Reproduce all lines of the listing below in which the word "единой" occurs.

[A run of records]

--- Begin ---

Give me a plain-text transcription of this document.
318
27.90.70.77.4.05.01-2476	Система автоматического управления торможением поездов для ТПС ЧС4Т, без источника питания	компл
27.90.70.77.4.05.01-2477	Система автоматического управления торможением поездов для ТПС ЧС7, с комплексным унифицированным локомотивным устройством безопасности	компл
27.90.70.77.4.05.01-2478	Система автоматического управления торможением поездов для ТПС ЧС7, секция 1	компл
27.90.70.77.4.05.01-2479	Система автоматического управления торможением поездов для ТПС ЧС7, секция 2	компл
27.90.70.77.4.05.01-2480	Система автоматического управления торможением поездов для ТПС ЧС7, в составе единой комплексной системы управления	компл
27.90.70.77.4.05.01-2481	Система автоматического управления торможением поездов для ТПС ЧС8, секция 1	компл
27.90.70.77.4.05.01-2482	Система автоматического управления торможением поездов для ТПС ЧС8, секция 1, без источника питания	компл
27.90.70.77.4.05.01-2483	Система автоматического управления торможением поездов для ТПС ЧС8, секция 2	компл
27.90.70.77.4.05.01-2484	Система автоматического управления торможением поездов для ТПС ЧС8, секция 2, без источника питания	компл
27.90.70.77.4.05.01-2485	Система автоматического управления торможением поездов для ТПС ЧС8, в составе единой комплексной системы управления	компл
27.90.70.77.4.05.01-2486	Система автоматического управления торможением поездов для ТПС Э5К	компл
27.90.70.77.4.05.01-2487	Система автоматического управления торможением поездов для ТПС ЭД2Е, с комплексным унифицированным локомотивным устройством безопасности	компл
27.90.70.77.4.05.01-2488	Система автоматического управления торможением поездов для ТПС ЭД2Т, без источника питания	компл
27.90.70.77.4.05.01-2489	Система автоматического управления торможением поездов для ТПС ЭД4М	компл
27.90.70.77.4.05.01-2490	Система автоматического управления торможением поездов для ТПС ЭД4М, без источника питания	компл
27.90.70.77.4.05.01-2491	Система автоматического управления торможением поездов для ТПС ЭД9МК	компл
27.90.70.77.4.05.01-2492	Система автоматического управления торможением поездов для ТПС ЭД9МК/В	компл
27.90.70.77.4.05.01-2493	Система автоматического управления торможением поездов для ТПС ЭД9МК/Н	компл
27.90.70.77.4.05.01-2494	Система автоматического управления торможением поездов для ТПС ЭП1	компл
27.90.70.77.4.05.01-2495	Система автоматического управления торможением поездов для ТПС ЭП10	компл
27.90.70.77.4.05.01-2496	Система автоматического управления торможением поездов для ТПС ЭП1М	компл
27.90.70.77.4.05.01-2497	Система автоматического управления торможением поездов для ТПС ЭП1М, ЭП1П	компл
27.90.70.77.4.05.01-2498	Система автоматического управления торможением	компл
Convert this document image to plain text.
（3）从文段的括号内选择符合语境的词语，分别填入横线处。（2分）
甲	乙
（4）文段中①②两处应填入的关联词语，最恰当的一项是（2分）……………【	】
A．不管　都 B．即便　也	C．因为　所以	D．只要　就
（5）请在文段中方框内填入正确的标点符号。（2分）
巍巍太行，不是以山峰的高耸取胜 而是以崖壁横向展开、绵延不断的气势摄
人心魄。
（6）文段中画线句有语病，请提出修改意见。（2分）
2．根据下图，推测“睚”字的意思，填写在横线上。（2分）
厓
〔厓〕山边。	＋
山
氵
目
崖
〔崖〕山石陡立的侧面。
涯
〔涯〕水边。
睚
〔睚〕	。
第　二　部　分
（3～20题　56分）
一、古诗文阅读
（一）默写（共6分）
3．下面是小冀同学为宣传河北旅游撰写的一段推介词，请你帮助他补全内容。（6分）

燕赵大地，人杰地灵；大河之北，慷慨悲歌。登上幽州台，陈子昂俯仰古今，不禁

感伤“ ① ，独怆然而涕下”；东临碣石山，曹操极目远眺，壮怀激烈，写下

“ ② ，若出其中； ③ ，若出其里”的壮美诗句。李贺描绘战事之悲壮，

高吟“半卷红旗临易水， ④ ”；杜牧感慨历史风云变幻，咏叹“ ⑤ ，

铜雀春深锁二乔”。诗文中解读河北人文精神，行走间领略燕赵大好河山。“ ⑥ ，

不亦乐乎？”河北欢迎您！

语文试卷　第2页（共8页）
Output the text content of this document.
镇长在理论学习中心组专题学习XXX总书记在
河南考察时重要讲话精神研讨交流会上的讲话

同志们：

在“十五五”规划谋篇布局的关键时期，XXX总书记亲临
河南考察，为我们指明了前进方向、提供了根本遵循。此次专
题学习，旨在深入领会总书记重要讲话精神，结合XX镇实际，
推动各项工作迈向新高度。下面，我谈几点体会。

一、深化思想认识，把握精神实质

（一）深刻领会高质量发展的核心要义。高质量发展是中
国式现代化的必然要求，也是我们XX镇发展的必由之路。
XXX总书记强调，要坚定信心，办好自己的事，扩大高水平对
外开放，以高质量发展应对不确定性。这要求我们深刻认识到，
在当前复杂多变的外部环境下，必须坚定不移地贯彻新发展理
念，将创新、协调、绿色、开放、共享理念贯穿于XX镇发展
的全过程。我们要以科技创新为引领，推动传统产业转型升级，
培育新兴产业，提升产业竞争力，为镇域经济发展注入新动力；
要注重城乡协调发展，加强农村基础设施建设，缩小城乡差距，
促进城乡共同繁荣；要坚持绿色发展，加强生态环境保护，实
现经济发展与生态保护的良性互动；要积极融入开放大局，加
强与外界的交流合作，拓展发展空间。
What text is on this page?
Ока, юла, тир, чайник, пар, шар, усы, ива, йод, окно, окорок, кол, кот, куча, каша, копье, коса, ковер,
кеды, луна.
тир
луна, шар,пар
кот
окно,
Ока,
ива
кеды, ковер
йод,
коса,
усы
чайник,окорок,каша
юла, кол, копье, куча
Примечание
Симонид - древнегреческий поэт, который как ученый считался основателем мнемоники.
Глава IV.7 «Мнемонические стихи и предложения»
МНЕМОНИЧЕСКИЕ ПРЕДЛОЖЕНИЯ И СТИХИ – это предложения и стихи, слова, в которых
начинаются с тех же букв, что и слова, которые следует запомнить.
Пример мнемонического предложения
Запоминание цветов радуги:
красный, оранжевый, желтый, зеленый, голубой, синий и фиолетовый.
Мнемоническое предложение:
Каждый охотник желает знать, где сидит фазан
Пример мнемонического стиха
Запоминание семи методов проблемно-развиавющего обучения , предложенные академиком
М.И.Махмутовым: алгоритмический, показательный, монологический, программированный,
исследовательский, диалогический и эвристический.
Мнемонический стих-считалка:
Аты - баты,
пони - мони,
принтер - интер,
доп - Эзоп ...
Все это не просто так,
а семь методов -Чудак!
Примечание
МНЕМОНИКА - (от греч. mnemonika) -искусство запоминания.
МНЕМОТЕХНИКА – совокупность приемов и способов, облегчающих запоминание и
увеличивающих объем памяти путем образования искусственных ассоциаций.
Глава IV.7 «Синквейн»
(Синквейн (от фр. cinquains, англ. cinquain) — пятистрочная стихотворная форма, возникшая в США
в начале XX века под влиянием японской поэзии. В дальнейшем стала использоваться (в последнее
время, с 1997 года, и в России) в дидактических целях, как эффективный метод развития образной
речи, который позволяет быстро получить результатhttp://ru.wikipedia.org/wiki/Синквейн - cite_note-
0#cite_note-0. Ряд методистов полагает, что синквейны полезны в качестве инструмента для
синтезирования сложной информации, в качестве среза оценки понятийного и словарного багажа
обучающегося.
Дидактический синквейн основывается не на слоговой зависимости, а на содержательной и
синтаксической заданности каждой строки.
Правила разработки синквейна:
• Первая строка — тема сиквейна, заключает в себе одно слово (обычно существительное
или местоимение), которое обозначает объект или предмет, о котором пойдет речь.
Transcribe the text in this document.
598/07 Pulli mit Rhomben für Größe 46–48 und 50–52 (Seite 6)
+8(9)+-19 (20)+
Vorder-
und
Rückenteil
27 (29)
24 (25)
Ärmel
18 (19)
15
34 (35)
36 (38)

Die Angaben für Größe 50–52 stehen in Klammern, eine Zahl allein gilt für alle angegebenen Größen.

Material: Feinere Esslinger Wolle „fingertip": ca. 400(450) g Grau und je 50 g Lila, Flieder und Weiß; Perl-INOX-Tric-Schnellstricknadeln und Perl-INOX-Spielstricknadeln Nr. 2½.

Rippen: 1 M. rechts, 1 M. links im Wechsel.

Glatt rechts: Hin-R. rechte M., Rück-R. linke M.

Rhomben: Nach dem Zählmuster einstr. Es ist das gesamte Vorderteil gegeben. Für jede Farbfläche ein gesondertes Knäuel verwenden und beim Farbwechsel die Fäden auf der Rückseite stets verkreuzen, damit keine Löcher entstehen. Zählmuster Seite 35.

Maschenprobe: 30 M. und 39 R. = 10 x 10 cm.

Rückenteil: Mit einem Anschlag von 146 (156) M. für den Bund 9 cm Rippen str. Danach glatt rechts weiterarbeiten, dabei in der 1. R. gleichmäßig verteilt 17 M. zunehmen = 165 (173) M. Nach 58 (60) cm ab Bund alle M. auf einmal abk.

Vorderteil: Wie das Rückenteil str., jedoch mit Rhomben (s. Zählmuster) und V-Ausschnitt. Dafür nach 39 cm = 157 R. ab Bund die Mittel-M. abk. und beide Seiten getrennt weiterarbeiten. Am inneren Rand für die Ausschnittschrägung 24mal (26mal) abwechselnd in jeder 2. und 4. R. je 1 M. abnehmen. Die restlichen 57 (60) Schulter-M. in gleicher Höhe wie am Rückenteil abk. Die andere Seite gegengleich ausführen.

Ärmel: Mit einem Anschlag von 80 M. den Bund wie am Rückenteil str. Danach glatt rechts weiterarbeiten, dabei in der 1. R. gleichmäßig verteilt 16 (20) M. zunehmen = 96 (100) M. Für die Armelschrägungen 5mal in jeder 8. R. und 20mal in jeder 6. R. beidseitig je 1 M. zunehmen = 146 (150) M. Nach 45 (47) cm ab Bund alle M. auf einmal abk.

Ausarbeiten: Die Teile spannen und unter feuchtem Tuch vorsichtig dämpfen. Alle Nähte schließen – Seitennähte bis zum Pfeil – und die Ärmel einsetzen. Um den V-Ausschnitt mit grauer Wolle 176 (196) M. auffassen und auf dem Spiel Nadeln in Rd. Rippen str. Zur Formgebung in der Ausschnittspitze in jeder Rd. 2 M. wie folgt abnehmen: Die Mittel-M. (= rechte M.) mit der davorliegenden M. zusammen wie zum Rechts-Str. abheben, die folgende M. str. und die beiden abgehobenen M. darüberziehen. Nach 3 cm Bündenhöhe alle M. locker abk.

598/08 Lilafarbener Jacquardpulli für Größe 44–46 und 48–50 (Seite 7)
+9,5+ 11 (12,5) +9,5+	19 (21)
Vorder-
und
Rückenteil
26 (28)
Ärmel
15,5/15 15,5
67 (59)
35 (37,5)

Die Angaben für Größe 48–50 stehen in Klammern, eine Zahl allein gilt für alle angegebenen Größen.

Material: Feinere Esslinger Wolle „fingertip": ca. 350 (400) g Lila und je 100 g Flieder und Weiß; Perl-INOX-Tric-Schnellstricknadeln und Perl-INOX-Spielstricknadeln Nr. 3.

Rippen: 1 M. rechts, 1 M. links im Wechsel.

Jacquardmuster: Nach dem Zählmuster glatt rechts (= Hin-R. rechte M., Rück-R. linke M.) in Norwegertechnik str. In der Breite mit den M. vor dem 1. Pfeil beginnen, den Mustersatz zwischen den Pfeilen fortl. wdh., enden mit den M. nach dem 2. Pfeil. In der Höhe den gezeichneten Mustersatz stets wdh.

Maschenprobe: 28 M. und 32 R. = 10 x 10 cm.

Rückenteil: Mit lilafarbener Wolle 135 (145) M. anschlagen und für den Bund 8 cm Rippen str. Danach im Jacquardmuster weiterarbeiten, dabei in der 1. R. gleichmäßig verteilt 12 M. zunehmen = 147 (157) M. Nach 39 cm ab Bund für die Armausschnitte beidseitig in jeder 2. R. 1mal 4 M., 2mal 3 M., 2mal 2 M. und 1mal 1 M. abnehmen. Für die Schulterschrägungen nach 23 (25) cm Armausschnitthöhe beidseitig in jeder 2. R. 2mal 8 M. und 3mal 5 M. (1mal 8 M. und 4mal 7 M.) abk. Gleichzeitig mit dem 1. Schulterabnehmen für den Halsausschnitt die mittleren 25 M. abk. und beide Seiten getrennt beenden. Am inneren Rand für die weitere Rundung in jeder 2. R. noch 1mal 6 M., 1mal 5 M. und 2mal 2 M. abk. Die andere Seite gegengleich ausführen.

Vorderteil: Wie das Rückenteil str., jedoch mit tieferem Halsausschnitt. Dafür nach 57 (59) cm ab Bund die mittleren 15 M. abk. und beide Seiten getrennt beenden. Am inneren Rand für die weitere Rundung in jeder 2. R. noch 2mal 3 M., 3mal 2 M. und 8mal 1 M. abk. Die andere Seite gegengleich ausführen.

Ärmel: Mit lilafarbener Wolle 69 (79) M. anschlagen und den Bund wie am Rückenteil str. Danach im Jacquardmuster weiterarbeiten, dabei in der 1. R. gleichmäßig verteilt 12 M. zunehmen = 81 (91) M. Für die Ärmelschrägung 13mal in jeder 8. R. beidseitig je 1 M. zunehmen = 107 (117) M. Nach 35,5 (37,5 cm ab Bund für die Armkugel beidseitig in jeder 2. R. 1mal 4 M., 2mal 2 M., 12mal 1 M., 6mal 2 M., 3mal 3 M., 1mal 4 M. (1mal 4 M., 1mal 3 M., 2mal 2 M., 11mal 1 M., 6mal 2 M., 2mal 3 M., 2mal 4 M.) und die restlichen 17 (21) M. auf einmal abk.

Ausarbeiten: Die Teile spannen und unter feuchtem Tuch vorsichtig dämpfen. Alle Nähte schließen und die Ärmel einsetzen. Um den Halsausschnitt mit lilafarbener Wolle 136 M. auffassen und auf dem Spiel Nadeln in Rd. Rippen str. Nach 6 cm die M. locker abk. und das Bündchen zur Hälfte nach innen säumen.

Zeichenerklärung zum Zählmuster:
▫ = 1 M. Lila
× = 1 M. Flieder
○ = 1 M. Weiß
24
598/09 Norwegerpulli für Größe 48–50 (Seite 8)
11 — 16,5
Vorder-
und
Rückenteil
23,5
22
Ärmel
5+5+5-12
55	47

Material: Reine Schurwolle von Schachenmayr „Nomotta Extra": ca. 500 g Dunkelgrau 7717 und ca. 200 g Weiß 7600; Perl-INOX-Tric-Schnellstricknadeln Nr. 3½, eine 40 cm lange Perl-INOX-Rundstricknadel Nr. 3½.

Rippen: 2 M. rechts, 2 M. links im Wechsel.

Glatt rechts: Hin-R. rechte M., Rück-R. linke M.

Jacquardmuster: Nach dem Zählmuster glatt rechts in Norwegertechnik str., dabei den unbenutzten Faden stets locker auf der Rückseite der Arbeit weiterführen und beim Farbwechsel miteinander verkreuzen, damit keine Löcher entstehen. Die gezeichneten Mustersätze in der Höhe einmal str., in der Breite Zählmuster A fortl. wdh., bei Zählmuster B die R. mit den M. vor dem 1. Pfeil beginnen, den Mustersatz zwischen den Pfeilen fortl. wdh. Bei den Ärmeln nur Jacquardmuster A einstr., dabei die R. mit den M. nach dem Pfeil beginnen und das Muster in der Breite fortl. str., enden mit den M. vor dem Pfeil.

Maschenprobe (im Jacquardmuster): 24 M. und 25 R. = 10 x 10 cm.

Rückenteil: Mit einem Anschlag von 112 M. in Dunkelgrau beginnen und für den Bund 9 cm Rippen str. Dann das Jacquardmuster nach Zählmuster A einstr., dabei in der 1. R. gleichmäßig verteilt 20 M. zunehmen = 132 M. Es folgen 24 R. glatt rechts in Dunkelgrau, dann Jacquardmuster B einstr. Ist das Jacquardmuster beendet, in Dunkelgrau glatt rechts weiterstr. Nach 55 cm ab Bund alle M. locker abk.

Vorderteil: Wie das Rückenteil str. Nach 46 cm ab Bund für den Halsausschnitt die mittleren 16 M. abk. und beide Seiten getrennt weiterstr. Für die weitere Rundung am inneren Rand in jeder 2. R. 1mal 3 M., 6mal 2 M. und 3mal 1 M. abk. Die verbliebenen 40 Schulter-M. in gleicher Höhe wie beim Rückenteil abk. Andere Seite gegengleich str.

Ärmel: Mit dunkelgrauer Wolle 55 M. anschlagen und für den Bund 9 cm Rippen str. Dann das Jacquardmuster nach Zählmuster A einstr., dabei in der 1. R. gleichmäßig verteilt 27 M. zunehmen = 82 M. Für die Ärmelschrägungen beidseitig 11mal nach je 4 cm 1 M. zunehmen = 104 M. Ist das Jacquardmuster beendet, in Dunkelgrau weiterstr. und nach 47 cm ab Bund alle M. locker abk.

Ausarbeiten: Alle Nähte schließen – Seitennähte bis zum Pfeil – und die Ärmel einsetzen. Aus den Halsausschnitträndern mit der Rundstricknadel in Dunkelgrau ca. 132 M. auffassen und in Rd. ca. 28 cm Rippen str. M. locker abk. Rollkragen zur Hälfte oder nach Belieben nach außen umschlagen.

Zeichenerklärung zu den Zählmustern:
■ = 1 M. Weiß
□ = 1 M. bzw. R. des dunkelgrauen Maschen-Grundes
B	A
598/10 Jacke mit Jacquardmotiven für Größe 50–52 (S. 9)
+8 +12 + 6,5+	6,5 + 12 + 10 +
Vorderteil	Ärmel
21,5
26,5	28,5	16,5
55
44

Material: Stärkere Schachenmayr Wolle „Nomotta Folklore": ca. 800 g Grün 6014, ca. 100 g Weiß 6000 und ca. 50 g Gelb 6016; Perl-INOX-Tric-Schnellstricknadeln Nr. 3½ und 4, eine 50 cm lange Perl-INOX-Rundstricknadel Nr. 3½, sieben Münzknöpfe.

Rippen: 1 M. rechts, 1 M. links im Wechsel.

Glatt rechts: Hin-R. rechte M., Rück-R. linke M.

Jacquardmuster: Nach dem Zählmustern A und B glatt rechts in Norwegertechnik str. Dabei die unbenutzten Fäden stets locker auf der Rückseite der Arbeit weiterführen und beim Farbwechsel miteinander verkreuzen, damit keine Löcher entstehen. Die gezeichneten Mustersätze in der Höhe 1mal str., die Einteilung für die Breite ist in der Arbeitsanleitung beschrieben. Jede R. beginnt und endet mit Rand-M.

--- End ---

COMPLETED EXERCISE:
27.90.70.77.4.05.01-2480	Система автоматического управления торможением поездов для ТПС ЧС7, в составе единой комплексной системы управления	компл
27.90.70.77.4.05.01-2485	Система автоматического управления торможением поездов для ТПС ЧС8, в составе единой комплексной системы управления	компл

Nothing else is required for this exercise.